[Figure record extracts]
* Begin *

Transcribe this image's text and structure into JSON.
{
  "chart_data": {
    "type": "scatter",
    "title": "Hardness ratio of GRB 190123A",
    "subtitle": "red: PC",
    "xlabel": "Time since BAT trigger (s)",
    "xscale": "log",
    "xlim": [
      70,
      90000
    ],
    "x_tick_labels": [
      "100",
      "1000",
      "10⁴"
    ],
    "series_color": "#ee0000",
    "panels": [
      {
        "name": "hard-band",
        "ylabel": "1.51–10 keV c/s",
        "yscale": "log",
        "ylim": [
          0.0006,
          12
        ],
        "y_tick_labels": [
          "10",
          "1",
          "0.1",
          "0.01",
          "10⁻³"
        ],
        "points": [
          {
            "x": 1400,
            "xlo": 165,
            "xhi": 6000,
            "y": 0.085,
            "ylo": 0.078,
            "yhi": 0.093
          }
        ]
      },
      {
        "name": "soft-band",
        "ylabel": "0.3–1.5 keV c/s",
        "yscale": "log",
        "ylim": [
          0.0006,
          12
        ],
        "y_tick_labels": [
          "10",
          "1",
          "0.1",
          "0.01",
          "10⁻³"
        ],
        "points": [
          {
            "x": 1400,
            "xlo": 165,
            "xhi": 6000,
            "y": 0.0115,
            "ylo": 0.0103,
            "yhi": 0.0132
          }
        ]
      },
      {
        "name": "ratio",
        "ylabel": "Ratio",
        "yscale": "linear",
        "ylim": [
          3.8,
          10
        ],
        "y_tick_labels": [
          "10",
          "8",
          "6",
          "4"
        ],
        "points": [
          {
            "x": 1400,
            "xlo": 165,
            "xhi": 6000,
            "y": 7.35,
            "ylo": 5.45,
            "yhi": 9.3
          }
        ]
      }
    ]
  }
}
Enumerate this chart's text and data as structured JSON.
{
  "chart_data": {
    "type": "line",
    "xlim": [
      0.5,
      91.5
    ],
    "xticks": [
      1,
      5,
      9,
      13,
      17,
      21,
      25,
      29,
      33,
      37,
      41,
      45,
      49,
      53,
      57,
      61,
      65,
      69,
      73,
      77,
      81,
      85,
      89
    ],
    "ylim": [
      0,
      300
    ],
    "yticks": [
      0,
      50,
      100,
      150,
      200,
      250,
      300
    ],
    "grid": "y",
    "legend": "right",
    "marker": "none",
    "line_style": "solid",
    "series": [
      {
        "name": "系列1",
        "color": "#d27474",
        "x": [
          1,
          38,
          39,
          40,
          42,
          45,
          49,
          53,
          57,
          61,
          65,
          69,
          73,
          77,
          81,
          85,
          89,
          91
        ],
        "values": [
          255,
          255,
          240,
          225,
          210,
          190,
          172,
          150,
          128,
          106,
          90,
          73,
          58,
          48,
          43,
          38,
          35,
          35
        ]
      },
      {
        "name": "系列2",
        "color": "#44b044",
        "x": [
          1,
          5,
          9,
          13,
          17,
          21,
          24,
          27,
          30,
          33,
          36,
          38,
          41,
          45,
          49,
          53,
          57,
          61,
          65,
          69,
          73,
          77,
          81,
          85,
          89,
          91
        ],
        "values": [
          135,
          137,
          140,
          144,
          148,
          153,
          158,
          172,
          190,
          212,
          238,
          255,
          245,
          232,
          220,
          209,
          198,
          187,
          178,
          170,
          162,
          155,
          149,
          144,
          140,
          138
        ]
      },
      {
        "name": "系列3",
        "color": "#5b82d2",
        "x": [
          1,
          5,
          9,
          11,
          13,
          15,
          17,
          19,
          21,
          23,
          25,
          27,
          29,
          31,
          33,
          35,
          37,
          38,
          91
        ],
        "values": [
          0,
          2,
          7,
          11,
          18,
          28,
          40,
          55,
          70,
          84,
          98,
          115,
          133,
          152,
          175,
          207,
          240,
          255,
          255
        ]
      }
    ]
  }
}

* End *

**Short problem**
Give back the whole listing exactly as it reads.

**Full output**
Transcribe this image's text and structure into JSON.
{
  "chart_data": {
    "type": "scatter",
    "title": "Hardness ratio of GRB 190123A",
    "subtitle": "red: PC",
    "xlabel": "Time since BAT trigger (s)",
    "xscale": "log",
    "xlim": [
      70,
      90000
    ],
    "x_tick_labels": [
      "100",
      "1000",
      "10⁴"
    ],
    "series_color": "#ee0000",
    "panels": [
      {
        "name": "hard-band",
        "ylabel": "1.51–10 keV c/s",
        "yscale": "log",
        "ylim": [
          0.0006,
          12
        ],
        "y_tick_labels": [
          "10",
          "1",
          "0.1",
          "0.01",
          "10⁻³"
        ],
        "points": [
          {
            "x": 1400,
            "xlo": 165,
            "xhi": 6000,
            "y": 0.085,
            "ylo": 0.078,
            "yhi": 0.093
          }
        ]
      },
      {
        "name": "soft-band",
        "ylabel": "0.3–1.5 keV c/s",
        "yscale": "log",
        "ylim": [
          0.0006,
          12
        ],
        "y_tick_labels": [
          "10",
          "1",
          "0.1",
          "0.01",
          "10⁻³"
        ],
        "points": [
          {
            "x": 1400,
            "xlo": 165,
            "xhi": 6000,
            "y": 0.0115,
            "ylo": 0.0103,
            "yhi": 0.0132
          }
        ]
      },
      {
        "name": "ratio",
        "ylabel": "Ratio",
        "yscale": "linear",
        "ylim": [
          3.8,
          10
        ],
        "y_tick_labels": [
          "10",
          "8",
          "6",
          "4"
        ],
        "points": [
          {
            "x": 1400,
            "xlo": 165,
            "xhi": 6000,
            "y": 7.35,
            "ylo": 5.45,
            "yhi": 9.3
          }
        ]
      }
    ]
  }
}
Enumerate this chart's text and data as structured JSON.
{
  "chart_data": {
    "type": "line",
    "xlim": [
      0.5,
      91.5
    ],
    "xticks": [
      1,
      5,
      9,
      13,
      17,
      21,
      25,
      29,
      33,
      37,
      41,
      45,
      49,
      53,
      57,
      61,
      65,
      69,
      73,
      77,
      81,
      85,
      89
    ],
    "ylim": [
      0,
      300
    ],
    "yticks": [
      0,
      50,
      100,
      150,
      200,
      250,
      300
    ],
    "grid": "y",
    "legend": "right",
    "marker": "none",
    "line_style": "solid",
    "series": [
      {
        "name": "系列1",
        "color": "#d27474",
        "x": [
          1,
          38,
          39,
          40,
          42,
          45,
          49,
          53,
          57,
          61,
          65,
          69,
          73,
          77,
          81,
          85,
          89,
          91
        ],
        "values": [
          255,
          255,
          240,
          225,
          210,
          190,
          172,
          150,
          128,
          106,
          90,
          73,
          58,
          48,
          43,
          38,
          35,
          35
        ]
      },
      {
        "name": "系列2",
        "color": "#44b044",
        "x": [
          1,
          5,
          9,
          13,
          17,
          21,
          24,
          27,
          30,
          33,
          36,
          38,
          41,
          45,
          49,
          53,
          57,
          61,
          65,
          69,
          73,
          77,
          81,
          85,
          89,
          91
        ],
        "values": [
          135,
          137,
          140,
          144,
          148,
          153,
          158,
          172,
          190,
          212,
          238,
          255,
          245,
          232,
          220,
          209,
          198,
          187,
          178,
          170,
          162,
          155,
          149,
          144,
          140,
          138
        ]
      },
      {
        "name": "系列3",
        "color": "#5b82d2",
        "x": [
          1,
          5,
          9,
          11,
          13,
          15,
          17,
          19,
          21,
          23,
          25,
          27,
          29,
          31,
          33,
          35,
          37,
          38,
          91
        ],
        "values": [
          0,
          2,
          7,
          11,
          18,
          28,
          40,
          55,
          70,
          84,
          98,
          115,
          133,
          152,
          175,
          207,
          240,
          255,
          255
        ]
      }
    ]
  }
}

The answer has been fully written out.